§ **Data section**:
____

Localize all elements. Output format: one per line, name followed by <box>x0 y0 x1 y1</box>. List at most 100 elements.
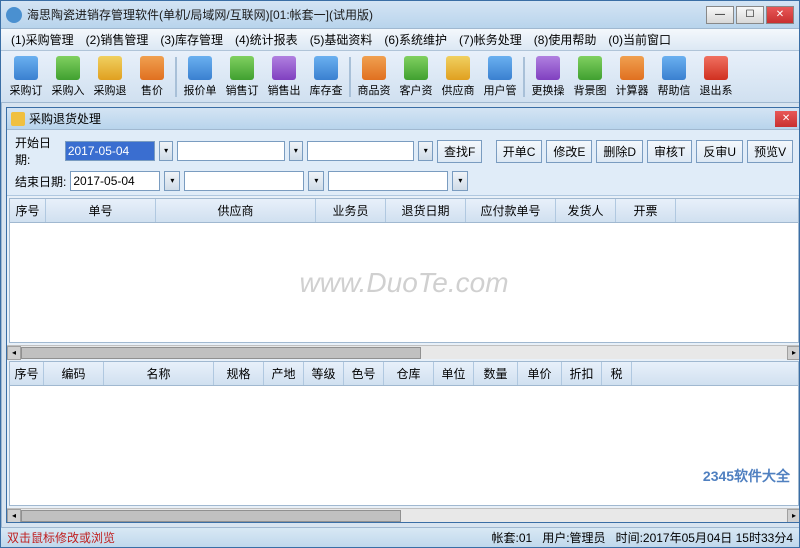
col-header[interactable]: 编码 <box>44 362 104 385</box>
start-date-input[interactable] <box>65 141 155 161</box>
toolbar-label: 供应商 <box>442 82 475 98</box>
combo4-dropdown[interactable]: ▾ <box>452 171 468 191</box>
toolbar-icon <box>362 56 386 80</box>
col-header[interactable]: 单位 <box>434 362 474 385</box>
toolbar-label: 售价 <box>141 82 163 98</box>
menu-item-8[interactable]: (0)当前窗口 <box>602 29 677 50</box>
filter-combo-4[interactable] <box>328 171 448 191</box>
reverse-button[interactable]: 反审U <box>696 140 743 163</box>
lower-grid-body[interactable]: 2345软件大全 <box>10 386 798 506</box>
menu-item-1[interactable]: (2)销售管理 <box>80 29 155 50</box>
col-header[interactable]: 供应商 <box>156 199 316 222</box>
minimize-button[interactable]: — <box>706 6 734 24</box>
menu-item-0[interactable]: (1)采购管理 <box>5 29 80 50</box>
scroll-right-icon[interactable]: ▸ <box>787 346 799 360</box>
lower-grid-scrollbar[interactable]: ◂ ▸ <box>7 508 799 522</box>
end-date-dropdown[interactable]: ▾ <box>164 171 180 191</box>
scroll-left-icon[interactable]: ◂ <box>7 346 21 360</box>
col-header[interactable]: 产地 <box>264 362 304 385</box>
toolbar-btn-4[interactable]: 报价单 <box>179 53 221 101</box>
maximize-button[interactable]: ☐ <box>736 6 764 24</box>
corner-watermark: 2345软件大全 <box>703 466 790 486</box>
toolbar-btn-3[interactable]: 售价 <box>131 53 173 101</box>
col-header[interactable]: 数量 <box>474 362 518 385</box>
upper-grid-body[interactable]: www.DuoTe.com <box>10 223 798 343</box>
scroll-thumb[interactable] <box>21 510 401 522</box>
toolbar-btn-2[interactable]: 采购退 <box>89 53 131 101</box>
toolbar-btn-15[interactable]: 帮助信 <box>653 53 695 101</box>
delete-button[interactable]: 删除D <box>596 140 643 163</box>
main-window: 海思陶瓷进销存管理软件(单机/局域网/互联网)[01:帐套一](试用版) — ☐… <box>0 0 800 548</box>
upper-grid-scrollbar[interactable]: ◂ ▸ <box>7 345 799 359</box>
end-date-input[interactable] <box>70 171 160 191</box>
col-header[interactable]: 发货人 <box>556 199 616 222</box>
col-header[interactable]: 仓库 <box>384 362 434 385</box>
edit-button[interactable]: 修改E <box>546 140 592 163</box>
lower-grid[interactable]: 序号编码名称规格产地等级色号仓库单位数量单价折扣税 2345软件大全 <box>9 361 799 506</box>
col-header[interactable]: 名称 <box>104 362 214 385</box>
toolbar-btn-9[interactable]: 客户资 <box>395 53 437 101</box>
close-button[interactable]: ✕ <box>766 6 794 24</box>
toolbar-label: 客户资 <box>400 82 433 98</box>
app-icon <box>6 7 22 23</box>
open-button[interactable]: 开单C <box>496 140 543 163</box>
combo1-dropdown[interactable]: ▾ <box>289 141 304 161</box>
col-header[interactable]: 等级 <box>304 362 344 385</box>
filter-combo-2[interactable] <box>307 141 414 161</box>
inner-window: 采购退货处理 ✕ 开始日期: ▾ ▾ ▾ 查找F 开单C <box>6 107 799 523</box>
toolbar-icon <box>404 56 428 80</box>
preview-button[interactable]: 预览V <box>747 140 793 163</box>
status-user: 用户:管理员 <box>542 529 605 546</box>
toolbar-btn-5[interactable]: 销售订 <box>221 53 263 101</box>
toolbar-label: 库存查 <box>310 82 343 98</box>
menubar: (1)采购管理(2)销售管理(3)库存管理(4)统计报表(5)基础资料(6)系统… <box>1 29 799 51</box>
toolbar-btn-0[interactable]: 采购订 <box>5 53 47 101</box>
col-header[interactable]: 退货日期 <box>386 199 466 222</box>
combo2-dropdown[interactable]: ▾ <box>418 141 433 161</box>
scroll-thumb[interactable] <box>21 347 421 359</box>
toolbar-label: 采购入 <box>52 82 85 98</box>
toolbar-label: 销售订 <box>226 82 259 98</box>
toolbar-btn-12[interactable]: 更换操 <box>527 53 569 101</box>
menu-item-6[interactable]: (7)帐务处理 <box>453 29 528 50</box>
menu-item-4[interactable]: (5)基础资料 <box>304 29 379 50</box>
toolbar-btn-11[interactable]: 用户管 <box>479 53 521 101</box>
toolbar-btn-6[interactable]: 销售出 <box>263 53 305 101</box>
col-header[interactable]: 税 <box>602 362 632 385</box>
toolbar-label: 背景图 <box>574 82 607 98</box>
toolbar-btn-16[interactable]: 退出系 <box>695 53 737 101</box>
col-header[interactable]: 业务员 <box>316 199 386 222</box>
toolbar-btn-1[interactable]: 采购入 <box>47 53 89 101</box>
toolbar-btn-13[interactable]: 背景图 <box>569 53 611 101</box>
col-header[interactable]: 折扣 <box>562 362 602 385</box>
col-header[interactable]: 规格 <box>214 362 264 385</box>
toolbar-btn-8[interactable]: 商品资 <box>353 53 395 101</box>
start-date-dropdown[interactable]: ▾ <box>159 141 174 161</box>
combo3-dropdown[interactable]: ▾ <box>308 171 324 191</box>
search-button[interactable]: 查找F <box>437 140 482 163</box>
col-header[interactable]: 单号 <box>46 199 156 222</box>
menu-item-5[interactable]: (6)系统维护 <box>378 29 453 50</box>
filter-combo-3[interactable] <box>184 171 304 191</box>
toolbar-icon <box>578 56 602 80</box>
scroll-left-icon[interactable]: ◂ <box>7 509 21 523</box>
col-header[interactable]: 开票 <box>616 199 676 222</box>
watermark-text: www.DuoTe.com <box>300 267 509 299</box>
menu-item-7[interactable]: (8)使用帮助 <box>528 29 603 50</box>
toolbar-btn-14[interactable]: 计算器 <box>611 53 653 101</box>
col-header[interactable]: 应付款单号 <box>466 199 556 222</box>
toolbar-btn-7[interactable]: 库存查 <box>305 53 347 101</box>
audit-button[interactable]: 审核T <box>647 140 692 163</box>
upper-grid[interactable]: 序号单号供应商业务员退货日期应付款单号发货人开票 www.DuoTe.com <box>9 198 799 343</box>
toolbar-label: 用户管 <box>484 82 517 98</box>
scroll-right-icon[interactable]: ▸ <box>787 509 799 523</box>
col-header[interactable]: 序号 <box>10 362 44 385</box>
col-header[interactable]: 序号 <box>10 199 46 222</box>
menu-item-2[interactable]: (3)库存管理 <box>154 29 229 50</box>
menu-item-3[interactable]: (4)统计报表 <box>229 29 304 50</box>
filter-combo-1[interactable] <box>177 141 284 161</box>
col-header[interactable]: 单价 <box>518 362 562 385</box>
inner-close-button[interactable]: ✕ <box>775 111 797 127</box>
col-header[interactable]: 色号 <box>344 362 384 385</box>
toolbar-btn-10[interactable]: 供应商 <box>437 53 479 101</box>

____

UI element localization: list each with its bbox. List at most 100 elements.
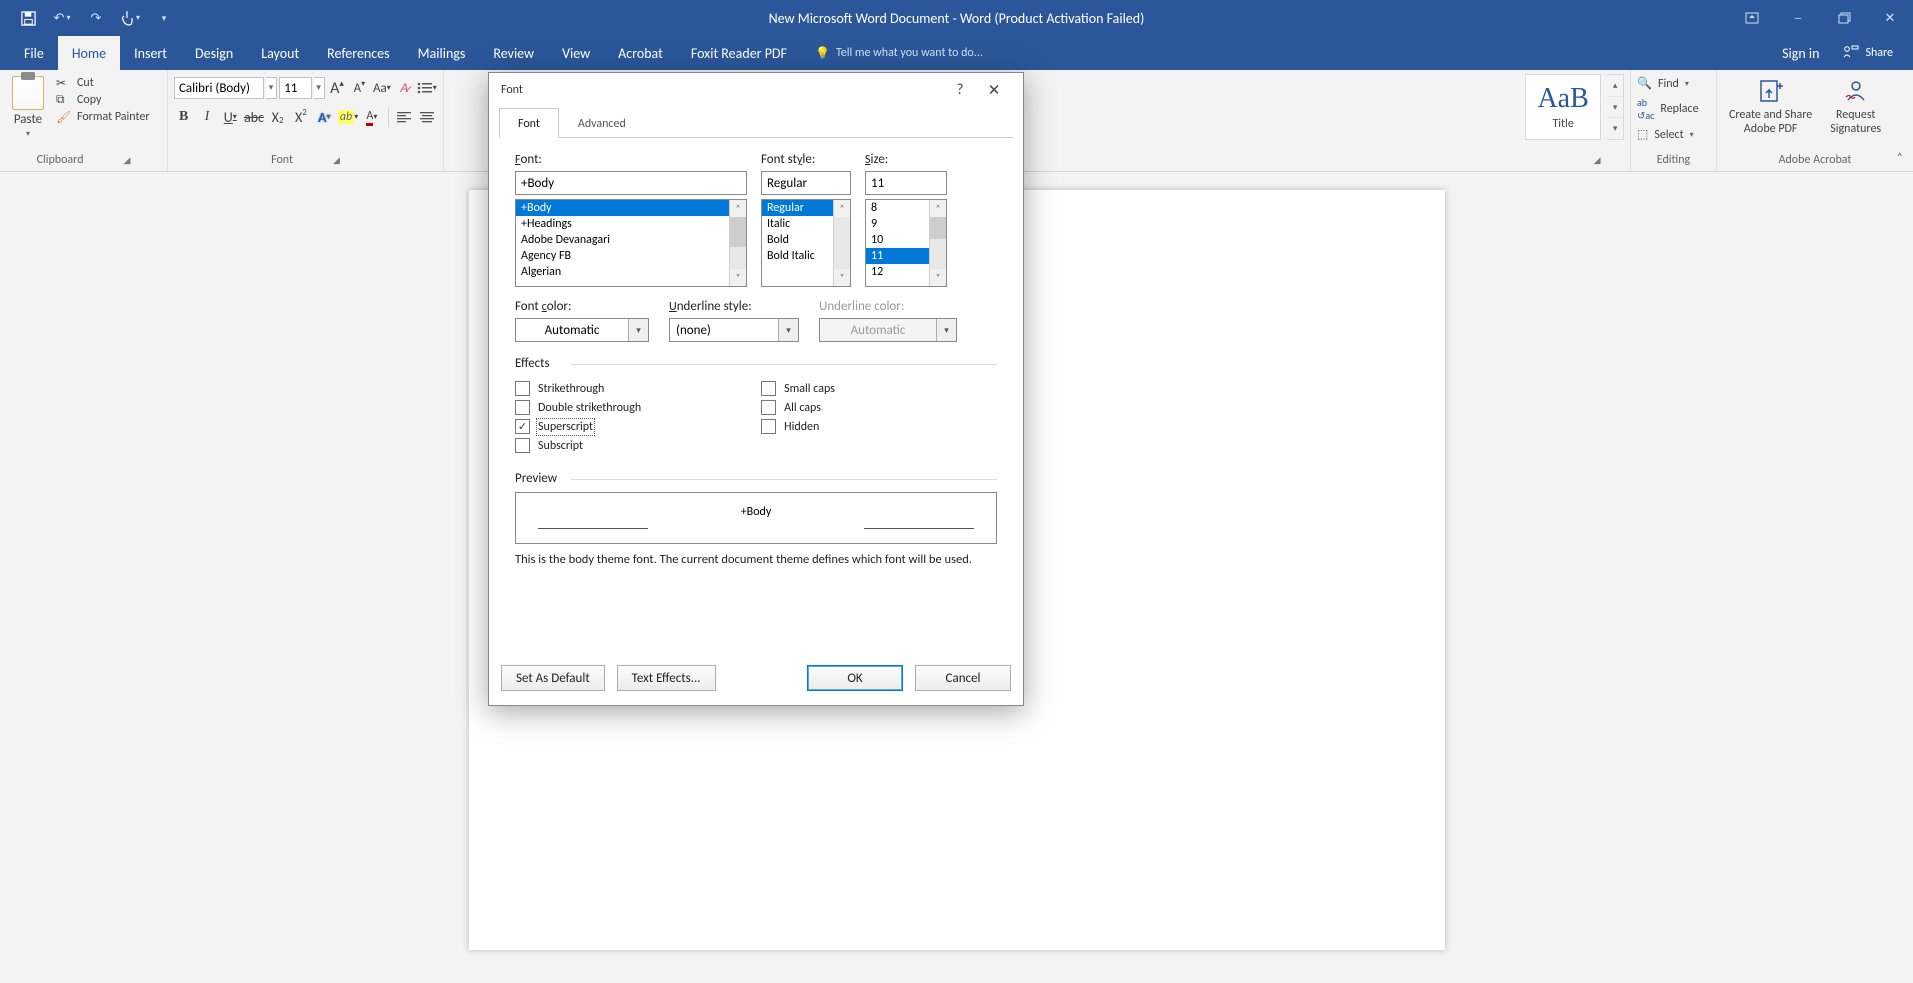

____

§ **Stated goal**: Transcribe everything in the records from the line containing "Localize all elements." down to the line containing "end-date-dropdown[interactable]: ▾ <box>164", including both of those lines, and leave out any pictures.

§ **Completed exercise**:
Localize all elements. Output format: one per line, name followed by <box>x0 y0 x1 y1</box>. List at most 100 elements.
col-header[interactable]: 编码 <box>44 362 104 385</box>
start-date-input[interactable] <box>65 141 155 161</box>
toolbar-label: 供应商 <box>442 82 475 98</box>
combo4-dropdown[interactable]: ▾ <box>452 171 468 191</box>
toolbar-icon <box>362 56 386 80</box>
col-header[interactable]: 单位 <box>434 362 474 385</box>
toolbar-label: 售价 <box>141 82 163 98</box>
menu-item-8[interactable]: (0)当前窗口 <box>602 29 677 50</box>
filter-combo-4[interactable] <box>328 171 448 191</box>
reverse-button[interactable]: 反审U <box>696 140 743 163</box>
lower-grid-body[interactable]: 2345软件大全 <box>10 386 798 506</box>
menu-item-1[interactable]: (2)销售管理 <box>80 29 155 50</box>
col-header[interactable]: 供应商 <box>156 199 316 222</box>
minimize-button[interactable]: — <box>706 6 734 24</box>
menu-item-0[interactable]: (1)采购管理 <box>5 29 80 50</box>
scroll-right-icon[interactable]: ▸ <box>787 346 799 360</box>
lower-grid-scrollbar[interactable]: ◂ ▸ <box>7 508 799 522</box>
end-date-dropdown[interactable]: ▾ <box>164 171 180 191</box>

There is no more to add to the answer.